▶ TASK BRIEF: Omit all images. Write out the rest of the material exactly.

▶ EXTRACTED INFORMATION:

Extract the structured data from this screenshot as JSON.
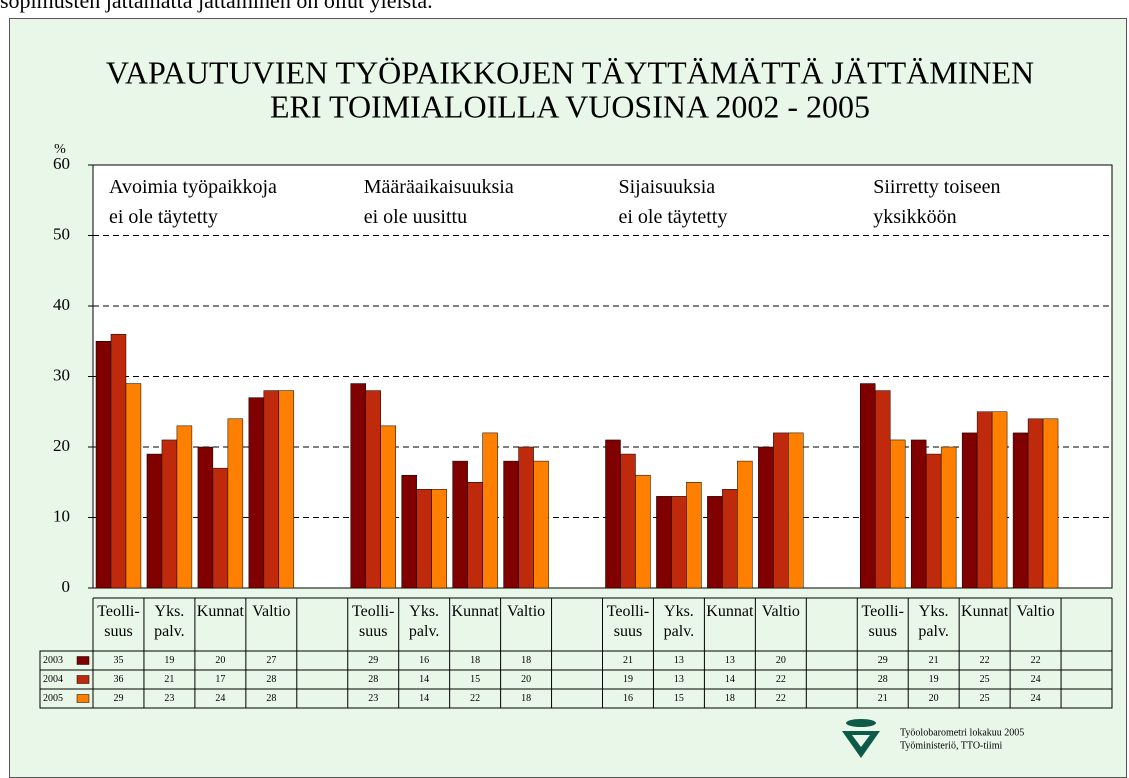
{
  "top_text": "sopimusten jättämättä jättäminen on ollut yleistä.",
  "chart_data": {
    "type": "bar",
    "title": [
      "VAPAUTUVIEN TYÖPAIKKOJEN TÄYTTÄMÄTTÄ JÄTTÄMINEN",
      "ERI TOIMIALOILLA VUOSINA 2002 - 2005"
    ],
    "y_label": "%",
    "annotations": [
      "Avoimia työpaikkoja\nei ole täytetty",
      "Määräaikaisuuksia\nei ole uusittu",
      "Sijaisuuksia\nei ole täytetty",
      "Siirretty toiseen\nyksikköön"
    ],
    "categories": [
      "Teolli-\nsuus",
      "Yks.\npalv.",
      "Kunnat",
      "Valtio",
      null,
      "Teolli-\nsuus",
      "Yks.\npalv.",
      "Kunnat",
      "Valtio",
      null,
      "Teolli-\nsuus",
      "Yks.\npalv.",
      "Kunnat",
      "Valtio",
      null,
      "Teolli-\nsuus",
      "Yks.\npalv.",
      "Kunnat",
      "Valtio",
      null
    ],
    "series": [
      {
        "name": "2003",
        "color": "#800000",
        "values": [
          35,
          19,
          20,
          27,
          null,
          29,
          16,
          18,
          18,
          null,
          21,
          13,
          13,
          20,
          null,
          29,
          21,
          22,
          22,
          null
        ]
      },
      {
        "name": "2004",
        "color": "#c02a0c",
        "values": [
          36,
          21,
          17,
          28,
          null,
          28,
          14,
          15,
          20,
          null,
          19,
          13,
          14,
          22,
          null,
          28,
          19,
          25,
          24,
          null
        ]
      },
      {
        "name": "2005",
        "color": "#ff8000",
        "values": [
          29,
          23,
          24,
          28,
          null,
          23,
          14,
          22,
          18,
          null,
          16,
          15,
          18,
          22,
          null,
          21,
          20,
          25,
          24,
          null
        ]
      }
    ],
    "ylim": [
      0,
      60
    ],
    "yticks": [
      0,
      10,
      20,
      30,
      40,
      50,
      60
    ],
    "grid": true,
    "source": [
      "Työolobarometri lokakuu 2005",
      "Työministeriö, TTO-tiimi"
    ]
  }
}
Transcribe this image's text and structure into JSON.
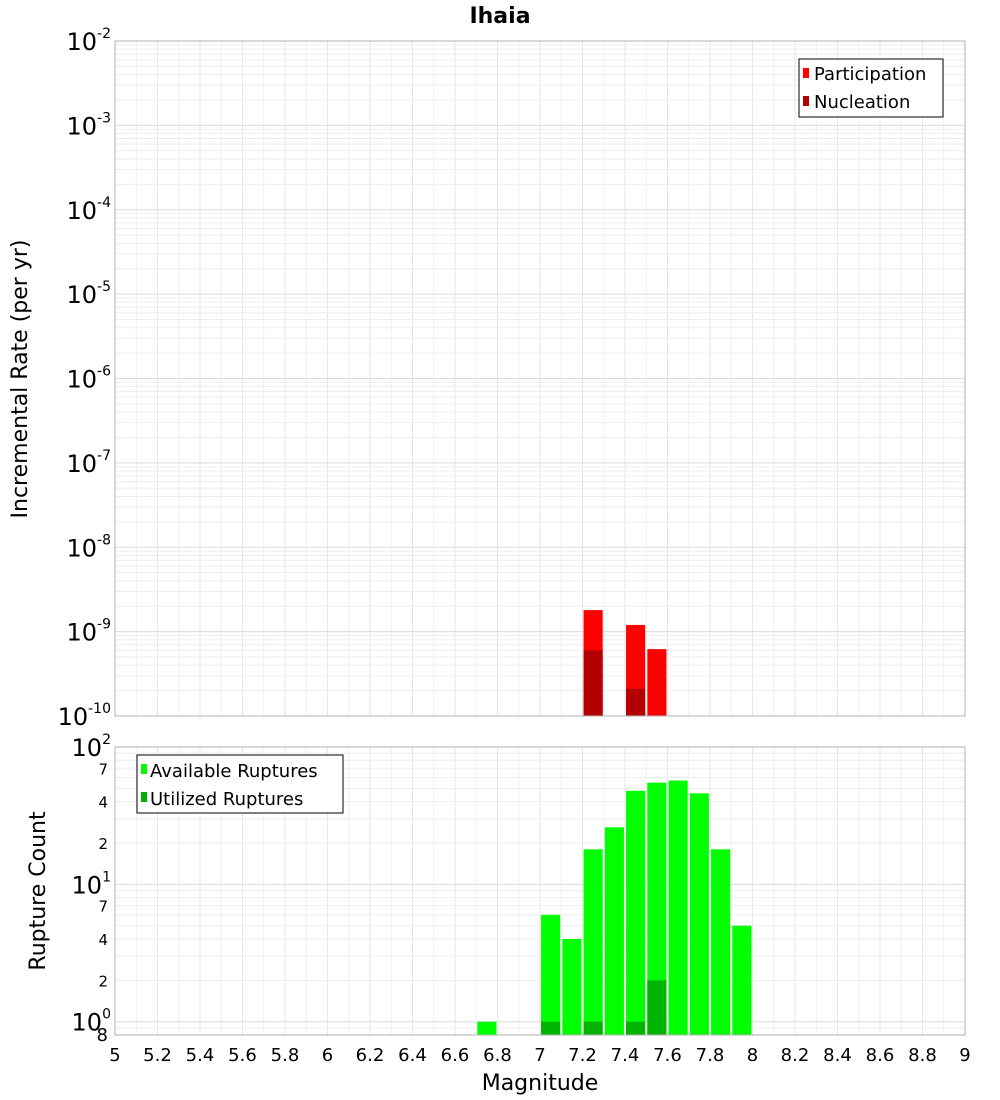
{
  "chart_data": [
    {
      "type": "bar",
      "title": "Ihaia",
      "xlabel": "",
      "ylabel": "Incremental Rate (per yr)",
      "yscale": "log",
      "xlim": [
        5,
        9
      ],
      "ylim": [
        1e-10,
        0.01
      ],
      "decade_labels": [
        {
          "value": 1e-10,
          "base": "10",
          "exp": "-10"
        },
        {
          "value": 1e-09,
          "base": "10",
          "exp": "-9"
        },
        {
          "value": 1e-08,
          "base": "10",
          "exp": "-8"
        },
        {
          "value": 1e-07,
          "base": "10",
          "exp": "-7"
        },
        {
          "value": 1e-06,
          "base": "10",
          "exp": "-6"
        },
        {
          "value": 1e-05,
          "base": "10",
          "exp": "-5"
        },
        {
          "value": 0.0001,
          "base": "10",
          "exp": "-4"
        },
        {
          "value": 0.001,
          "base": "10",
          "exp": "-3"
        },
        {
          "value": 0.01,
          "base": "10",
          "exp": "-2"
        }
      ],
      "grid": true,
      "legend_position": "top-right",
      "series": [
        {
          "name": "Participation",
          "color": "#ff0000",
          "x": [
            7.25,
            7.45,
            7.55
          ],
          "values": [
            1.8e-09,
            1.2e-09,
            6.2e-10
          ]
        },
        {
          "name": "Nucleation",
          "color": "#b30000",
          "x": [
            7.25,
            7.45
          ],
          "values": [
            6e-10,
            2.1e-10
          ]
        }
      ]
    },
    {
      "type": "bar",
      "title": "",
      "xlabel": "Magnitude",
      "ylabel": "Rupture Count",
      "yscale": "log",
      "xlim": [
        5,
        9
      ],
      "ylim": [
        0.8,
        100
      ],
      "x_ticks": [
        "5",
        "5.2",
        "5.4",
        "5.6",
        "5.8",
        "6",
        "6.2",
        "6.4",
        "6.6",
        "6.8",
        "7",
        "7.2",
        "7.4",
        "7.6",
        "7.8",
        "8",
        "8.2",
        "8.4",
        "8.6",
        "8.8",
        "9"
      ],
      "decade_labels": [
        {
          "value": 1,
          "base": "10",
          "exp": "0"
        },
        {
          "value": 10,
          "base": "10",
          "exp": "1"
        },
        {
          "value": 100,
          "base": "10",
          "exp": "2"
        }
      ],
      "minor_labels": [
        {
          "value": 0.8,
          "label": "8"
        },
        {
          "value": 2,
          "label": "2"
        },
        {
          "value": 4,
          "label": "4"
        },
        {
          "value": 7,
          "label": "7"
        },
        {
          "value": 20,
          "label": "2"
        },
        {
          "value": 40,
          "label": "4"
        },
        {
          "value": 70,
          "label": "7"
        }
      ],
      "grid": true,
      "legend_position": "top-left",
      "series": [
        {
          "name": "Available Ruptures",
          "color": "#00ff00",
          "x": [
            6.75,
            7.05,
            7.15,
            7.25,
            7.35,
            7.45,
            7.55,
            7.65,
            7.75,
            7.85,
            7.95
          ],
          "values": [
            1,
            6,
            4,
            18,
            26,
            48,
            55,
            57,
            46,
            18,
            5
          ]
        },
        {
          "name": "Utilized Ruptures",
          "color": "#00b300",
          "x": [
            7.05,
            7.25,
            7.45,
            7.55
          ],
          "values": [
            1,
            1,
            1,
            2
          ]
        }
      ]
    }
  ]
}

▶ SOLUTION TO THE PROBLEM:
Extract the structured data from this screenshot as JSON.
{
  "top_text": "sopimusten jättämättä jättäminen on ollut yleistä.",
  "chart_data": {
    "type": "bar",
    "title": [
      "VAPAUTUVIEN TYÖPAIKKOJEN TÄYTTÄMÄTTÄ JÄTTÄMINEN",
      "ERI TOIMIALOILLA VUOSINA 2002 - 2005"
    ],
    "y_label": "%",
    "annotations": [
      "Avoimia työpaikkoja\nei ole täytetty",
      "Määräaikaisuuksia\nei ole uusittu",
      "Sijaisuuksia\nei ole täytetty",
      "Siirretty toiseen\nyksikköön"
    ],
    "categories": [
      "Teolli-\nsuus",
      "Yks.\npalv.",
      "Kunnat",
      "Valtio",
      null,
      "Teolli-\nsuus",
      "Yks.\npalv.",
      "Kunnat",
      "Valtio",
      null,
      "Teolli-\nsuus",
      "Yks.\npalv.",
      "Kunnat",
      "Valtio",
      null,
      "Teolli-\nsuus",
      "Yks.\npalv.",
      "Kunnat",
      "Valtio",
      null
    ],
    "series": [
      {
        "name": "2003",
        "color": "#800000",
        "values": [
          35,
          19,
          20,
          27,
          null,
          29,
          16,
          18,
          18,
          null,
          21,
          13,
          13,
          20,
          null,
          29,
          21,
          22,
          22,
          null
        ]
      },
      {
        "name": "2004",
        "color": "#c02a0c",
        "values": [
          36,
          21,
          17,
          28,
          null,
          28,
          14,
          15,
          20,
          null,
          19,
          13,
          14,
          22,
          null,
          28,
          19,
          25,
          24,
          null
        ]
      },
      {
        "name": "2005",
        "color": "#ff8000",
        "values": [
          29,
          23,
          24,
          28,
          null,
          23,
          14,
          22,
          18,
          null,
          16,
          15,
          18,
          22,
          null,
          21,
          20,
          25,
          24,
          null
        ]
      }
    ],
    "ylim": [
      0,
      60
    ],
    "yticks": [
      0,
      10,
      20,
      30,
      40,
      50,
      60
    ],
    "grid": true,
    "source": [
      "Työolobarometri lokakuu 2005",
      "Työministeriö, TTO-tiimi"
    ]
  }
}
Transcribe this image's text and structure into JSON.
{
  "chart_data": [
    {
      "type": "bar",
      "title": "Ihaia",
      "xlabel": "",
      "ylabel": "Incremental Rate (per yr)",
      "yscale": "log",
      "xlim": [
        5,
        9
      ],
      "ylim": [
        1e-10,
        0.01
      ],
      "decade_labels": [
        {
          "value": 1e-10,
          "base": "10",
          "exp": "-10"
        },
        {
          "value": 1e-09,
          "base": "10",
          "exp": "-9"
        },
        {
          "value": 1e-08,
          "base": "10",
          "exp": "-8"
        },
        {
          "value": 1e-07,
          "base": "10",
          "exp": "-7"
        },
        {
          "value": 1e-06,
          "base": "10",
          "exp": "-6"
        },
        {
          "value": 1e-05,
          "base": "10",
          "exp": "-5"
        },
        {
          "value": 0.0001,
          "base": "10",
          "exp": "-4"
        },
        {
          "value": 0.001,
          "base": "10",
          "exp": "-3"
        },
        {
          "value": 0.01,
          "base": "10",
          "exp": "-2"
        }
      ],
      "grid": true,
      "legend_position": "top-right",
      "series": [
        {
          "name": "Participation",
          "color": "#ff0000",
          "x": [
            7.25,
            7.45,
            7.55
          ],
          "values": [
            1.8e-09,
            1.2e-09,
            6.2e-10
          ]
        },
        {
          "name": "Nucleation",
          "color": "#b30000",
          "x": [
            7.25,
            7.45
          ],
          "values": [
            6e-10,
            2.1e-10
          ]
        }
      ]
    },
    {
      "type": "bar",
      "title": "",
      "xlabel": "Magnitude",
      "ylabel": "Rupture Count",
      "yscale": "log",
      "xlim": [
        5,
        9
      ],
      "ylim": [
        0.8,
        100
      ],
      "x_ticks": [
        "5",
        "5.2",
        "5.4",
        "5.6",
        "5.8",
        "6",
        "6.2",
        "6.4",
        "6.6",
        "6.8",
        "7",
        "7.2",
        "7.4",
        "7.6",
        "7.8",
        "8",
        "8.2",
        "8.4",
        "8.6",
        "8.8",
        "9"
      ],
      "decade_labels": [
        {
          "value": 1,
          "base": "10",
          "exp": "0"
        },
        {
          "value": 10,
          "base": "10",
          "exp": "1"
        },
        {
          "value": 100,
          "base": "10",
          "exp": "2"
        }
      ],
      "minor_labels": [
        {
          "value": 0.8,
          "label": "8"
        },
        {
          "value": 2,
          "label": "2"
        },
        {
          "value": 4,
          "label": "4"
        },
        {
          "value": 7,
          "label": "7"
        },
        {
          "value": 20,
          "label": "2"
        },
        {
          "value": 40,
          "label": "4"
        },
        {
          "value": 70,
          "label": "7"
        }
      ],
      "grid": true,
      "legend_position": "top-left",
      "series": [
        {
          "name": "Available Ruptures",
          "color": "#00ff00",
          "x": [
            6.75,
            7.05,
            7.15,
            7.25,
            7.35,
            7.45,
            7.55,
            7.65,
            7.75,
            7.85,
            7.95
          ],
          "values": [
            1,
            6,
            4,
            18,
            26,
            48,
            55,
            57,
            46,
            18,
            5
          ]
        },
        {
          "name": "Utilized Ruptures",
          "color": "#00b300",
          "x": [
            7.05,
            7.25,
            7.45,
            7.55
          ],
          "values": [
            1,
            1,
            1,
            2
          ]
        }
      ]
    }
  ]
}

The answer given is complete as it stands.